----- Source data -----

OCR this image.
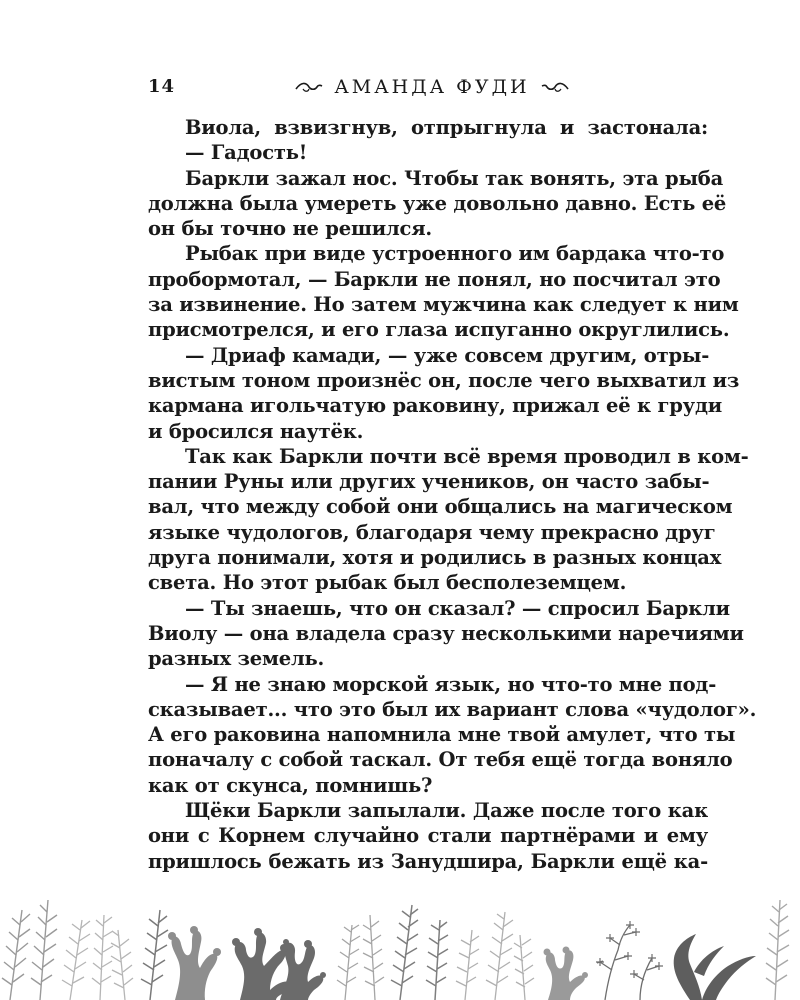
14	АМАНДА ФУДИ
Виола, взвизгнув, отпрыгнула и застонала:
— Гадость!
Баркли зажал нос. Чтобы так вонять, эта рыба
должна была умереть уже довольно давно. Есть её
он бы точно не решился.
Рыбак при виде устроенного им бардака что-то
пробормотал, — Баркли не понял, но посчитал это
за извинение. Но затем мужчина как следует к ним
присмотрелся, и его глаза испуганно округлились.
— Дриаф камади, — уже совсем другим, отры-
вистым тоном произнёс он, после чего выхватил из
кармана игольчатую раковину, прижал её к груди
и бросился наутёк.
Так как Баркли почти всё время проводил в ком-
пании Руны или других учеников, он часто забы-
вал, что между собой они общались на магическом
языке чудологов, благодаря чему прекрасно друг
друга понимали, хотя и родились в разных концах
света. Но этот рыбак был бесполеземцем.
— Ты знаешь, что он сказал? — спросил Баркли
Виолу — она владела сразу несколькими наречиями
разных земель.
— Я не знаю морской язык, но что-то мне под-
сказывает... что это был их вариант слова «чудолог».
А его раковина напомнила мне твой амулет, что ты
поначалу с собой таскал. От тебя ещё тогда воняло
как от скунса, помнишь?
Щёки Баркли запылали. Даже после того как
они с Корнем случайно стали партнёрами и ему
пришлось бежать из Занудшира, Баркли ещё ка-
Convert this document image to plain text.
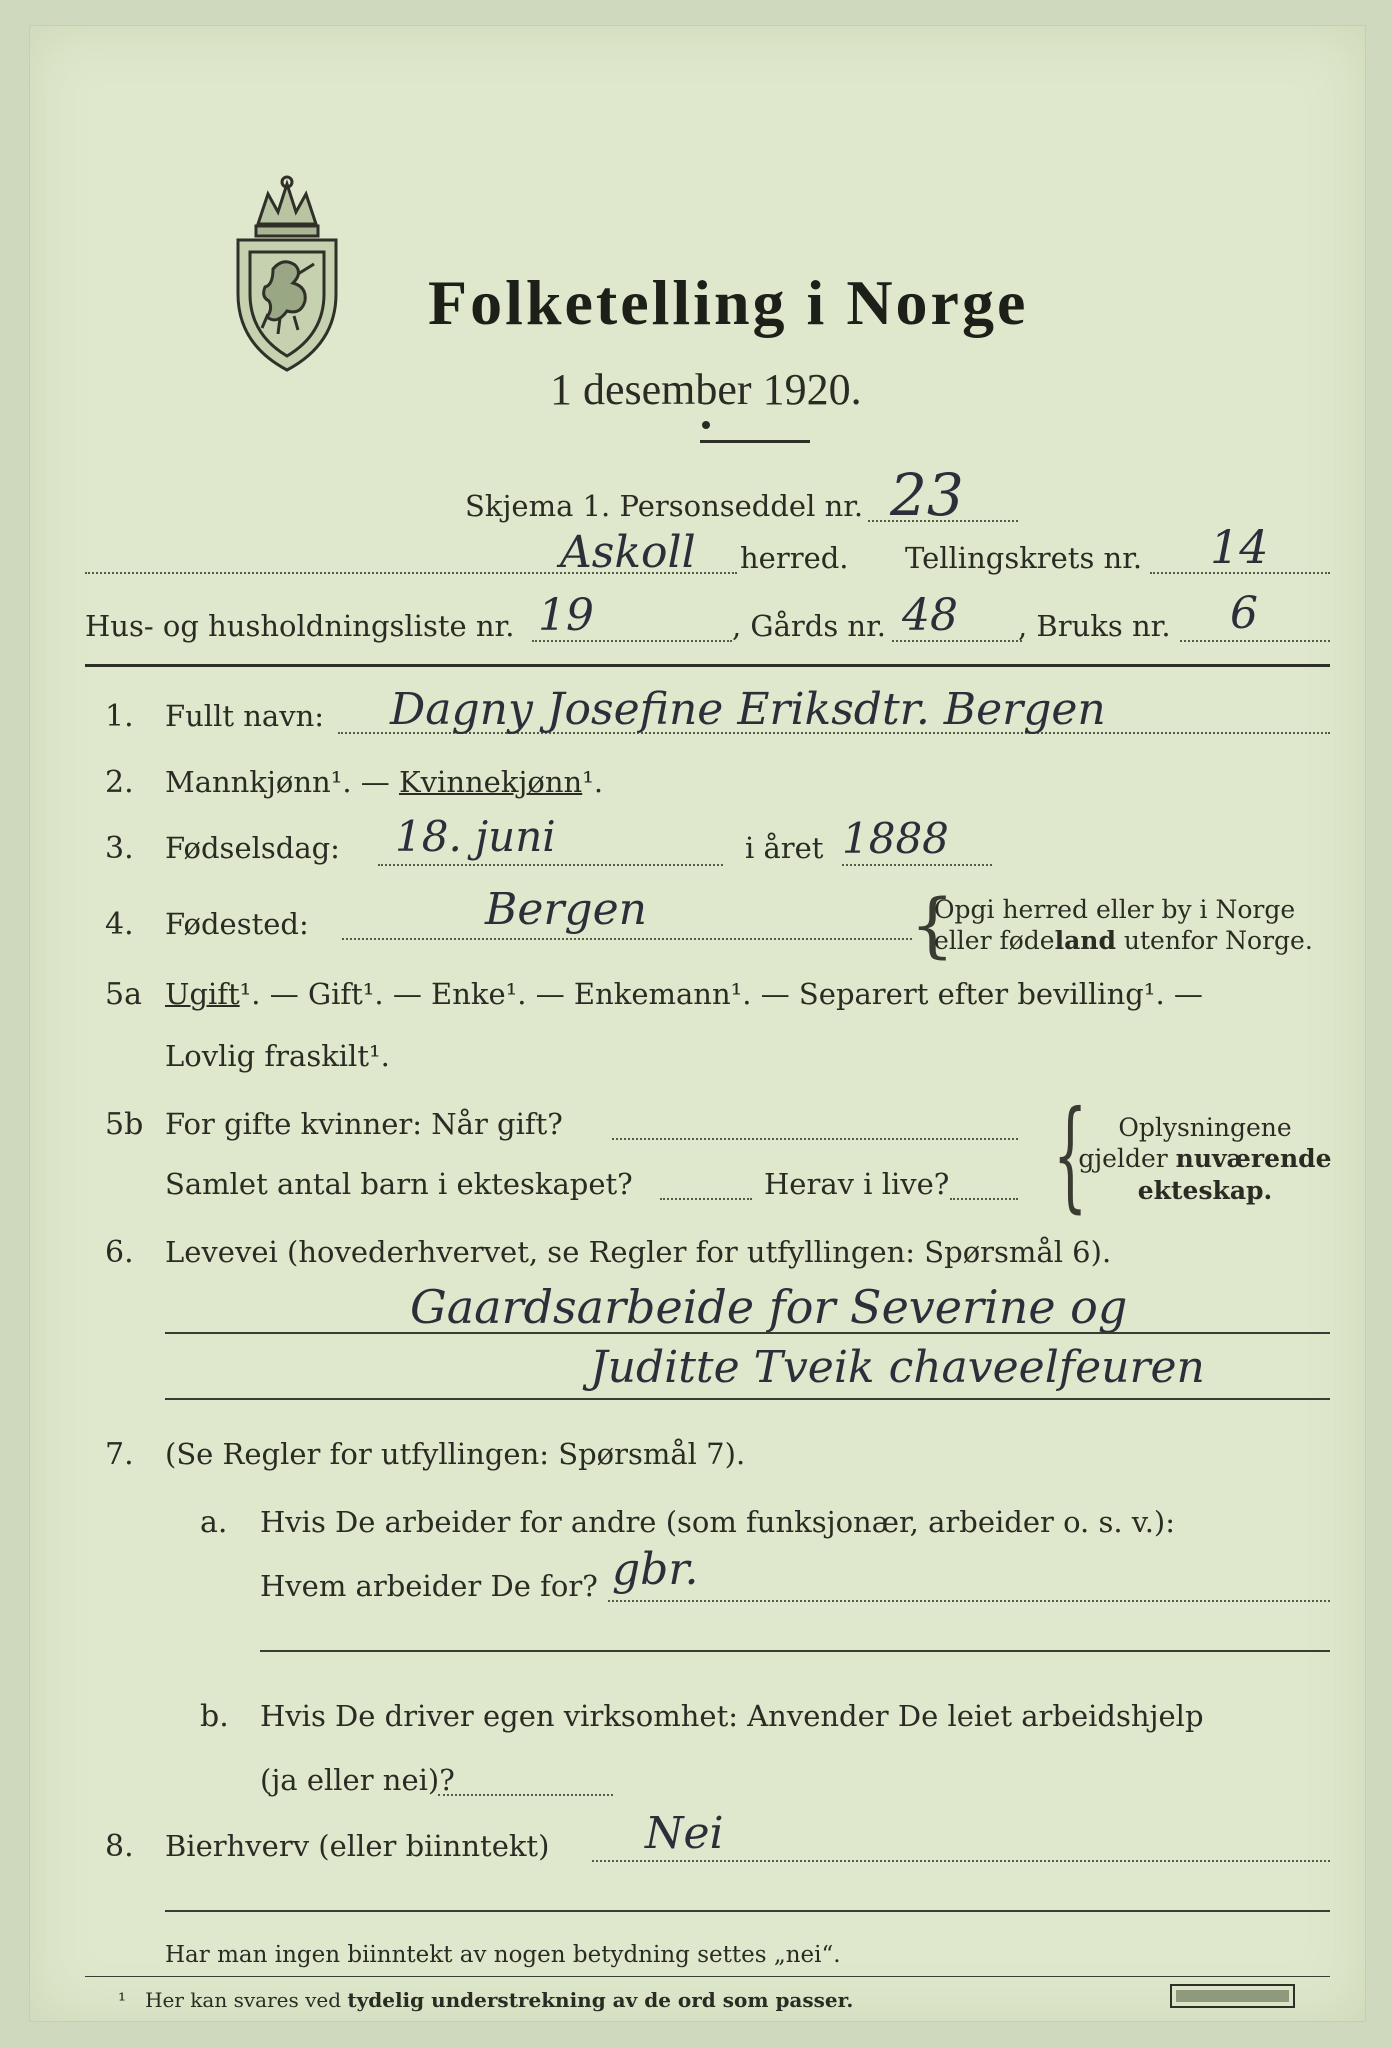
Folketelling i Norge
1 desember 1920.
Skjema 1. Personseddel nr. 23
Askoll herred. Tellingskrets nr. 14
Hus- og husholdningsliste nr. 19	, Gårds nr. 48 , Bruks nr. 6
1. Fullt navn: Dagny Josefine Eriksdtr. Bergen
2. Mannkjønn¹. — Kvinnekjønn¹.
3. Fødselsdag: 18. juni	i året 1888
4. Fødested:	Bergen	{
Opgi herred eller by i Norge
eller fødeland utenfor Norge.
5a Ugift¹. — Gift¹. — Enke¹. — Enkemann¹. — Separert efter bevilling¹. —
Lovlig fraskilt¹.
5b For gifte kvinner: Når gift?
Samlet antal barn i ekteskapet?	Herav i live? {	Oplysningene
gjelder nuværende
ekteskap.
6. Levevei (hovederhvervet, se Regler for utfyllingen: Spørsmål 6).
Gaardsarbeide for Severine og
Juditte Tveik chaveelfeuren
7. (Se Regler for utfyllingen: Spørsmål 7).
a. Hvis De arbeider for andre (som funksjonær, arbeider o. s. v.):
Hvem arbeider De for? gbr.
b. Hvis De driver egen virksomhet: Anvender De leiet arbeidshjelp
(ja eller nei)?
8. Bierhverv (eller biinntekt) Nei
Har man ingen biinntekt av nogen betydning settes „nei“.
¹ Her kan svares ved tydelig understrekning av de ord som passer.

-----

| Work to complete |
Reproduce the data word for word, excluding its pictures.

| Result of this exercise |
OCR this image.
14	АМАНДА ФУДИ
Виола, взвизгнув, отпрыгнула и застонала:
— Гадость!
Баркли зажал нос. Чтобы так вонять, эта рыба
должна была умереть уже довольно давно. Есть её
он бы точно не решился.
Рыбак при виде устроенного им бардака что-то
пробормотал, — Баркли не понял, но посчитал это
за извинение. Но затем мужчина как следует к ним
присмотрелся, и его глаза испуганно округлились.
— Дриаф камади, — уже совсем другим, отры-
вистым тоном произнёс он, после чего выхватил из
кармана игольчатую раковину, прижал её к груди
и бросился наутёк.
Так как Баркли почти всё время проводил в ком-
пании Руны или других учеников, он часто забы-
вал, что между собой они общались на магическом
языке чудологов, благодаря чему прекрасно друг
друга понимали, хотя и родились в разных концах
света. Но этот рыбак был бесполеземцем.
— Ты знаешь, что он сказал? — спросил Баркли
Виолу — она владела сразу несколькими наречиями
разных земель.
— Я не знаю морской язык, но что-то мне под-
сказывает... что это был их вариант слова «чудолог».
А его раковина напомнила мне твой амулет, что ты
поначалу с собой таскал. От тебя ещё тогда воняло
как от скунса, помнишь?
Щёки Баркли запылали. Даже после того как
они с Корнем случайно стали партнёрами и ему
пришлось бежать из Занудшира, Баркли ещё ка-
Convert this document image to plain text.
Folketelling i Norge
1 desember 1920.
Skjema 1. Personseddel nr. 23
Askoll herred. Tellingskrets nr. 14
Hus- og husholdningsliste nr. 19	, Gårds nr. 48 , Bruks nr. 6
1. Fullt navn: Dagny Josefine Eriksdtr. Bergen
2. Mannkjønn¹. — Kvinnekjønn¹.
3. Fødselsdag: 18. juni	i året 1888
4. Fødested:	Bergen	{
Opgi herred eller by i Norge
eller fødeland utenfor Norge.
5a Ugift¹. — Gift¹. — Enke¹. — Enkemann¹. — Separert efter bevilling¹. —
Lovlig fraskilt¹.
5b For gifte kvinner: Når gift?
Samlet antal barn i ekteskapet?	Herav i live? {	Oplysningene
gjelder nuværende
ekteskap.
6. Levevei (hovederhvervet, se Regler for utfyllingen: Spørsmål 6).
Gaardsarbeide for Severine og
Juditte Tveik chaveelfeuren
7. (Se Regler for utfyllingen: Spørsmål 7).
a. Hvis De arbeider for andre (som funksjonær, arbeider o. s. v.):
Hvem arbeider De for? gbr.
b. Hvis De driver egen virksomhet: Anvender De leiet arbeidshjelp
(ja eller nei)?
8. Bierhverv (eller biinntekt) Nei
Har man ingen biinntekt av nogen betydning settes „nei“.
¹ Her kan svares ved tydelig understrekning av de ord som passer.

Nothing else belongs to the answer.